Boost logo

Boost :

Subject: Re: [boost] [gsoc] Request Feedback for Boost.Ustr Unicode String Adapter
From: Soares Chen Ruo Fei (crf_at_[hidden])
Date: 2011-08-09 06:45:03


2011/8/9 Klaim - Joël Lamotte wrote:
> I'm reading the documentation and I must say it's very clear and easy to
> understand (at least for someone who did follow the recent discussions about
> the subject on this mailing list).

Thanks for the feedback. This brings encouragement and motivation for
me to continue improving this library. :)

> Minor error : missing '>' in
> http://crf.scriptmatrix.net/ustr/ustr/unicode_string_adapter.html (String
> Concatenation)
>
> unicode_string_adapter< std::vector< char16_t > second_string = USTR("你好");

Ahh I see I missed that. Thanks for noticing it, I've updated it on my website.

> Also, in the same section, maybe adding informations about potential stream
> operators (I don't see them so far) might help?

Currently Boost.Ustr provides limited support towards I/O. Due to
portability issues I think it is very hard for Boost.Ustr alone to
solve problems such as printing Unicode strings to the screen. In
fact, I have no idea on how to print even raw Unicode strings onto the
Windows terminal. (Any Windows expert knows how to solve this?)

My current solution is to rely on the raw string class to provide the
actual I/O operations. So for example it is possible to print a
`unicode_string_adapter<std::string>` by passing the const reference
of the raw string to std::cout via operator *(). I'd also implemented
a convenient function that automatically exposes the internal raw
string when the string adapter is passed to std::cout through operator
<<().

On the other hand I haven't considered much for input stream.

### EXERCISE TASK
Please carry the Boost.Ustr mailing-list reply forward from its final sentence. The records are separate material with no connection to the Boost.Ustr mailing-list reply.

### SUPPLIED INFORMATION

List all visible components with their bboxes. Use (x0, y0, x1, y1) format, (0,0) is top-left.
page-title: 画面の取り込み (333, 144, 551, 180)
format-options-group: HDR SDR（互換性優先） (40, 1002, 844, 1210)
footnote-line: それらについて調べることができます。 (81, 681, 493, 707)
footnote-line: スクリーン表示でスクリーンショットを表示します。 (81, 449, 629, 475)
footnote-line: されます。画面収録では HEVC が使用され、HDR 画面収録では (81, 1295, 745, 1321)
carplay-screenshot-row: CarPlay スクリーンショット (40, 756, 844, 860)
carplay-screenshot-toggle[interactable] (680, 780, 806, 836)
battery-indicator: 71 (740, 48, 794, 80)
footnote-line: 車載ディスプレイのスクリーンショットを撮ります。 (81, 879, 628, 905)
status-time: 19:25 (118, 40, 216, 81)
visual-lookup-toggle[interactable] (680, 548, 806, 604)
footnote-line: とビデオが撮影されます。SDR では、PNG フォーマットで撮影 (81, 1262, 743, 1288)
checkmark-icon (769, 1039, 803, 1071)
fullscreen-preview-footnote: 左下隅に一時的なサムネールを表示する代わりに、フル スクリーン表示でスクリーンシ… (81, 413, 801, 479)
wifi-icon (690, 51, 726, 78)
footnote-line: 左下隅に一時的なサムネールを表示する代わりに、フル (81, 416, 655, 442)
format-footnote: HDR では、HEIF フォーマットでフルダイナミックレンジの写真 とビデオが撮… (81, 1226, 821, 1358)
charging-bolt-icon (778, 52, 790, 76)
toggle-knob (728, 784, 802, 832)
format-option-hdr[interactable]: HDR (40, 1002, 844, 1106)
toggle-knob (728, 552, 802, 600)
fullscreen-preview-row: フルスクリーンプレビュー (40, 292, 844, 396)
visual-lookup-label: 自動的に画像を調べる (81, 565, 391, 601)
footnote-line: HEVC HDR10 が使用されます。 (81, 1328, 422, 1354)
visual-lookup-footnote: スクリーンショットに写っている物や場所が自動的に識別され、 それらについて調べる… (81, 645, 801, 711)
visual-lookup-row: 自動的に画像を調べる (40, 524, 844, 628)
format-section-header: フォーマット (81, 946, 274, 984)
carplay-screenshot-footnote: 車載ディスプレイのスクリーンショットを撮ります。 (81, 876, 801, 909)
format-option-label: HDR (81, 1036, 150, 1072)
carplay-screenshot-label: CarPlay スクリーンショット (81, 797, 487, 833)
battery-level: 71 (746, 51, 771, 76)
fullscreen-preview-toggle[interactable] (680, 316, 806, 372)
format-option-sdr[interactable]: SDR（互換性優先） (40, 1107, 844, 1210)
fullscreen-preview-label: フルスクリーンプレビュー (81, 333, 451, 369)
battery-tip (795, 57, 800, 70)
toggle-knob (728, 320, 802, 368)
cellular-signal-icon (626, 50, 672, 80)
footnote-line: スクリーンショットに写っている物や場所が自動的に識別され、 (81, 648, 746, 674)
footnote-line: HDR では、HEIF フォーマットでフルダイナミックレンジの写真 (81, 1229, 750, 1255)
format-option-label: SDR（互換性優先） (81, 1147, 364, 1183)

### SOLVED EXERCISE
`unicode_string_adapter_builder` already has code point and code unit
output iterators so I think it shouldn't be too hard to perform input
stream operation through these output iterators. Though I didn't
provide operator *() for the mutable builder class as I think exposing
the raw string class in the string adapter builder would re-enable
read operations on the mutable string.
(`unicode_string_adapter_builder` purposely forbids read operations to
discourage programmers from reading and writing strings at the same
time)

My conclusion is that instead of trying to make
`unicode_string_adapter` to work with the old iostream libraries, we
could instead leverage on the encoding-agnostic-API advantage of
Boost.Ustr to implement a truly portable I/O library for Unicode
strings. For example, a `print(str)` function that accepts a
`unicode_string_adapter` or a `scan(mstr)` function that accepts a
`unicode_string_adapter_builder` can correctly print or scan Unicode
strings of any encoding regardless of the actual encoding that the
system use. (No more pain of choosing whether to use wide or non-wide
version of the functions)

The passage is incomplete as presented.